-- Instruction --
In the article on Obama's detainee policy, who testified at the Senate hearing that Spencer Ackerman attended?

-- Article --

# # # #

Detainee Policy Gives Obama Credibility Deficit

By Steve Hynd

I don't know about the rest of you, but I strongly feel if Obama is willing to break the universal rule of law as understood by democratic nations to the extent of keeping people in jail after they've been aquitted, after all he said during his campaign and in his first few weeks in office, then there is nothing upon which his word is trustworthy.

Spencer Ackerman yesterday attended a Senate hearing at which the DOD's General Counsel, Jeh Johnson, testified.  As Ackerman highlighted, Johnson actually said that even for those detainees to whom the Obama administration deigns to give a real trial in a real court, the President has the power to continue to imprison them indefinitely even if they are acquitted at their trial.  About this assertion of "presidential post-acquittal detention power" -- an Orwellian term (and a Kafka-esque concept) that should send shivers down the spine of anyone who cares at all about the most basic liberties -- Ackerman wrote, with some understatement, that it "moved the Obama administration into new territory from a civil liberties perspective."  Law professor Jonathan Turley was more blunt:  "The Obama Administration continues its retention and expansion of abusive Bush policies — now clearly Obama policies on indefinite detention."

# # # #

-- Supplied information --
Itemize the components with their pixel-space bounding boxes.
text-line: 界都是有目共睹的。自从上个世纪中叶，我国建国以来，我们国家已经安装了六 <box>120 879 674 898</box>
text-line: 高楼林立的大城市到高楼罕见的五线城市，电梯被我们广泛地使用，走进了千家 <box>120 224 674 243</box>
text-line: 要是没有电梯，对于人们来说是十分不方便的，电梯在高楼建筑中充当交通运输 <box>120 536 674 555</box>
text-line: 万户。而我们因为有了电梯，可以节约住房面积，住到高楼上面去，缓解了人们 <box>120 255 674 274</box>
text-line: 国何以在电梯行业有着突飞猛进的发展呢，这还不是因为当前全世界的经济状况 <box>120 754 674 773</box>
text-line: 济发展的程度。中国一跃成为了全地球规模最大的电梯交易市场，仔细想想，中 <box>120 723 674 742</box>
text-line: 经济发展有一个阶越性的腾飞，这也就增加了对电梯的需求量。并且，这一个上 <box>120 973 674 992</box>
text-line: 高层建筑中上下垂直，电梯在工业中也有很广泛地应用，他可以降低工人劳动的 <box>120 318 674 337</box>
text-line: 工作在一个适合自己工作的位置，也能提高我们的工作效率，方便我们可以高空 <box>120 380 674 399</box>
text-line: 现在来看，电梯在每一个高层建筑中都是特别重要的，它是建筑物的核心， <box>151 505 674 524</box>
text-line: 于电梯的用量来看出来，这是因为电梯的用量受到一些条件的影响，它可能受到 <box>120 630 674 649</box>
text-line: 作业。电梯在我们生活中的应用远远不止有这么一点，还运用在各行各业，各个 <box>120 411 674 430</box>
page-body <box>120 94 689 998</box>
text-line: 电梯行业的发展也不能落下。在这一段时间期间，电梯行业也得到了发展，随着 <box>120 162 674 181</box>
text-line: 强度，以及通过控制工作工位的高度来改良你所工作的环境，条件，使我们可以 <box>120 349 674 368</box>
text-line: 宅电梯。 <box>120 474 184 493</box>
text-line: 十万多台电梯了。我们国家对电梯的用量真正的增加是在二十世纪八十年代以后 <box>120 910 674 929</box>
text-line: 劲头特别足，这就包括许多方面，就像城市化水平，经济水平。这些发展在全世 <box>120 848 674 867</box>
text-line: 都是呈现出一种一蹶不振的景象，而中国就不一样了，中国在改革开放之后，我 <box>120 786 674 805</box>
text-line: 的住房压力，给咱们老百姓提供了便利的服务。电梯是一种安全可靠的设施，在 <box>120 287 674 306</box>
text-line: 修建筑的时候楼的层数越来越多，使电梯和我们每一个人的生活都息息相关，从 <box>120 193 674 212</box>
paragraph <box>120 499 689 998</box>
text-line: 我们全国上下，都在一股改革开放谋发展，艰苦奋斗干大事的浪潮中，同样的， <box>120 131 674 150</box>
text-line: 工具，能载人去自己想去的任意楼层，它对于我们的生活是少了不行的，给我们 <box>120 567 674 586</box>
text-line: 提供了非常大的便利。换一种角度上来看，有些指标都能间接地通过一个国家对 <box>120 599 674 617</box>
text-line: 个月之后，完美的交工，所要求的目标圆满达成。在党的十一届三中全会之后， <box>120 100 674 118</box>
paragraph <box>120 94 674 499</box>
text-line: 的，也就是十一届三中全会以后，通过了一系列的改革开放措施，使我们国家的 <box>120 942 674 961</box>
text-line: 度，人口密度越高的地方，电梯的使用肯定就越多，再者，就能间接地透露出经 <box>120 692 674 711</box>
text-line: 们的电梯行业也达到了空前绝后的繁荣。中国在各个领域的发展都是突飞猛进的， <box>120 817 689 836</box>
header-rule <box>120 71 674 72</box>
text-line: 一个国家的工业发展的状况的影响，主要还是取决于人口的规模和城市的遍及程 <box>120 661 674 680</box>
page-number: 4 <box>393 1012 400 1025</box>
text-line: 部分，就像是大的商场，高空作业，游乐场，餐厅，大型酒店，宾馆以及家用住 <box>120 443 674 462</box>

# # # #

-- Result of the exercise --
Jeh Johnson, the DOD's General Counsel.